EXERCISE
Find the lines holding the word "handle" and collect them.

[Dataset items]
· · · · ·

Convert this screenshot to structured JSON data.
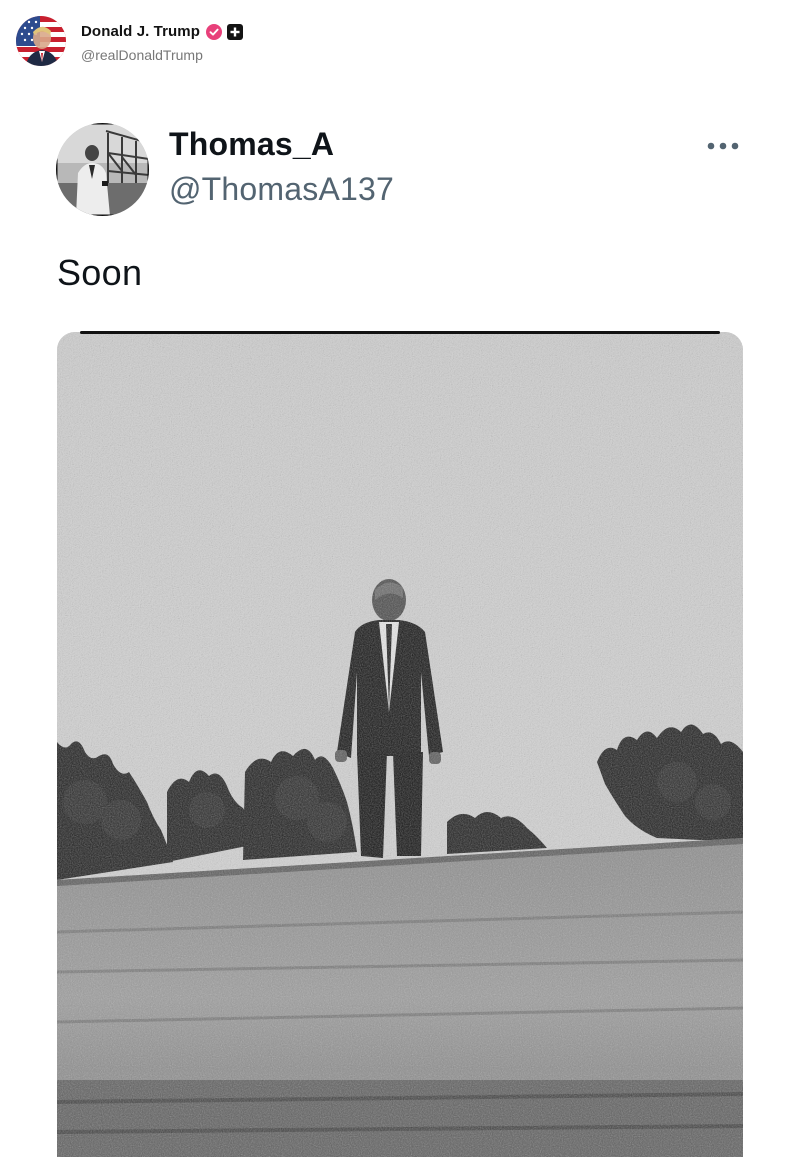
{
  "outer_post": {
    "author_name": "Donald J. Trump",
    "handle": "@realDonaldTrump",
    "verified_icon": "verified-check-icon",
    "verified_color": "#e8407a",
    "badge_icon": "truth-social-badge-icon",
    "avatar_icon": "american-flag-avatar"
  },
  "embedded_post": {
    "author_name": "Thomas_A",
    "handle": "@ThomasA137",
    "text": "Soon",
    "more_icon": "more-options-icon",
    "avatar_icon": "man-portrait-avatar",
    "media": {
      "type": "black-and-white photograph",
      "subject": "man in dark suit standing on a rooftop"
    }
  }
}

· · · · ·

CORRECT RESULT
    "handle": "@realDonaldTrump",
    "handle": "@ThomasA137",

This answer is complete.